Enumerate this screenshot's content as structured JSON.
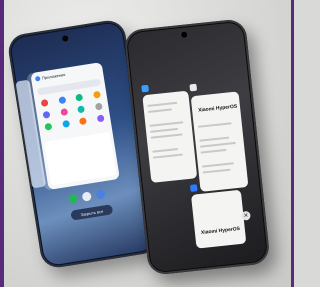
{
  "scene": {
    "background": "#d9d9d7",
    "frame_color": "#5a2a7a"
  },
  "left_phone": {
    "recents_header": "Приложения",
    "button_label": "Закрыть все"
  },
  "right_phone": {
    "card_b_brand": "Xiaomi HyperOS",
    "card_c_brand": "Xiaomi HyperOS"
  }
}
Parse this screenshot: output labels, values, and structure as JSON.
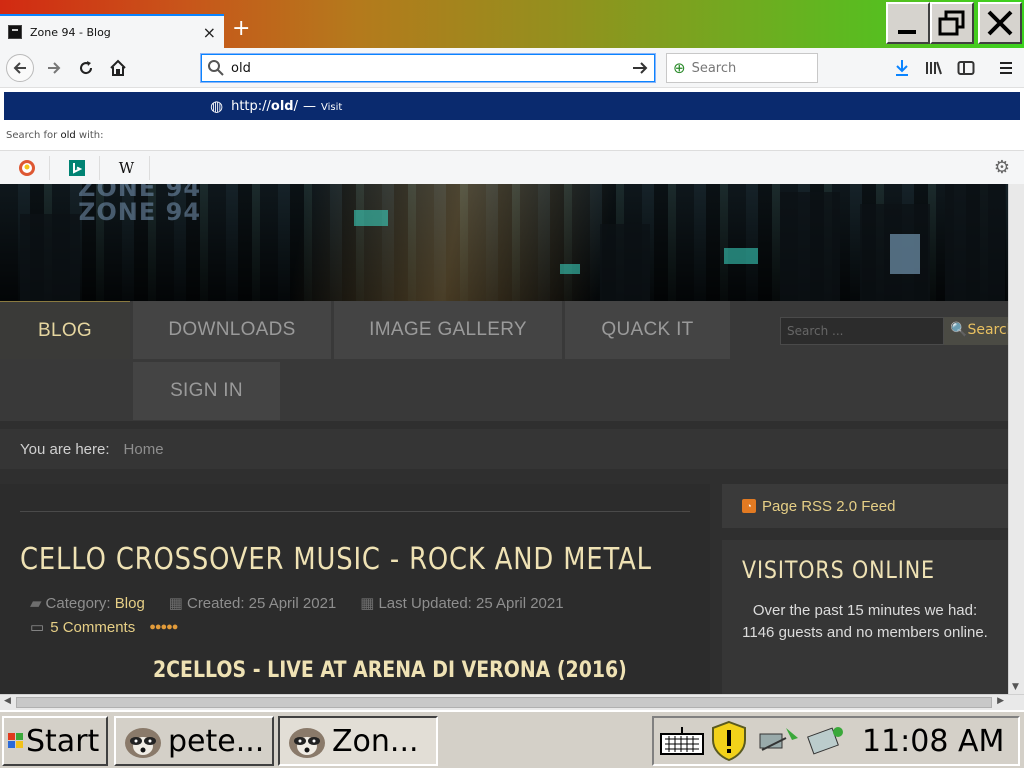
{
  "browser": {
    "tab_title": "Zone 94 - Blog",
    "tab_close": "×",
    "new_tab": "+",
    "url_value": "old",
    "search_placeholder": "Search",
    "suggestion": {
      "url_prefix": "http://",
      "url_bold": "old",
      "url_suffix": "/",
      "separator": "—",
      "action": "Visit"
    },
    "search_for_prefix": "Search for ",
    "search_for_term": "old",
    "search_for_suffix": " with:",
    "engines": [
      "duckduckgo",
      "bing",
      "wikipedia"
    ],
    "accent": "#0a84ff"
  },
  "site": {
    "logo_lines": [
      "ZONE 94",
      "ZONE 94"
    ],
    "menu": [
      {
        "label": "BLOG",
        "active": true
      },
      {
        "label": "DOWNLOADS",
        "active": false
      },
      {
        "label": "IMAGE GALLERY",
        "active": false
      },
      {
        "label": "QUACK IT",
        "active": false
      },
      {
        "label": "SIGN IN",
        "active": false
      }
    ],
    "search_placeholder": "Search ...",
    "search_button": "Search",
    "breadcrumb_label": "You are here:",
    "breadcrumb_home": "Home"
  },
  "article": {
    "title": "CELLO CROSSOVER MUSIC - ROCK AND METAL",
    "category_label": "Category:",
    "category": "Blog",
    "created": "Created: 25 April 2021",
    "updated": "Last Updated: 25 April 2021",
    "comments": "5 Comments",
    "rating": 5,
    "subtitle": "2CELLOS - LIVE AT ARENA DI VERONA (2016)"
  },
  "sidebar": {
    "rss": "Page RSS 2.0 Feed",
    "visitors_title": "VISITORS ONLINE",
    "visitors_text": "Over the past 15 minutes we had: 1146 guests and no members online."
  },
  "taskbar": {
    "start": "Start",
    "tasks": [
      "pete...",
      "Zon..."
    ],
    "clock": "11:08 AM"
  }
}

::::::

Transcribe all of the entries word for word, but skip any pictures they contain.

Enumerate this screenshot's content as structured JSON.
{
  "scene": {
    "background": "#d9d9d7",
    "frame_color": "#5a2a7a"
  },
  "left_phone": {
    "recents_header": "Приложения",
    "button_label": "Закрыть все"
  },
  "right_phone": {
    "card_b_brand": "Xiaomi HyperOS",
    "card_c_brand": "Xiaomi HyperOS"
  }
}
Parse this screenshot: output labels, values, and structure as JSON.
{
  "browser": {
    "tab_title": "Zone 94 - Blog",
    "tab_close": "×",
    "new_tab": "+",
    "url_value": "old",
    "search_placeholder": "Search",
    "suggestion": {
      "url_prefix": "http://",
      "url_bold": "old",
      "url_suffix": "/",
      "separator": "—",
      "action": "Visit"
    },
    "search_for_prefix": "Search for ",
    "search_for_term": "old",
    "search_for_suffix": " with:",
    "engines": [
      "duckduckgo",
      "bing",
      "wikipedia"
    ],
    "accent": "#0a84ff"
  },
  "site": {
    "logo_lines": [
      "ZONE 94",
      "ZONE 94"
    ],
    "menu": [
      {
        "label": "BLOG",
        "active": true
      },
      {
        "label": "DOWNLOADS",
        "active": false
      },
      {
        "label": "IMAGE GALLERY",
        "active": false
      },
      {
        "label": "QUACK IT",
        "active": false
      },
      {
        "label": "SIGN IN",
        "active": false
      }
    ],
    "search_placeholder": "Search ...",
    "search_button": "Search",
    "breadcrumb_label": "You are here:",
    "breadcrumb_home": "Home"
  },
  "article": {
    "title": "CELLO CROSSOVER MUSIC - ROCK AND METAL",
    "category_label": "Category:",
    "category": "Blog",
    "created": "Created: 25 April 2021",
    "updated": "Last Updated: 25 April 2021",
    "comments": "5 Comments",
    "rating": 5,
    "subtitle": "2CELLOS - LIVE AT ARENA DI VERONA (2016)"
  },
  "sidebar": {
    "rss": "Page RSS 2.0 Feed",
    "visitors_title": "VISITORS ONLINE",
    "visitors_text": "Over the past 15 minutes we had: 1146 guests and no members online."
  },
  "taskbar": {
    "start": "Start",
    "tasks": [
      "pete...",
      "Zon..."
    ],
    "clock": "11:08 AM"
  }
}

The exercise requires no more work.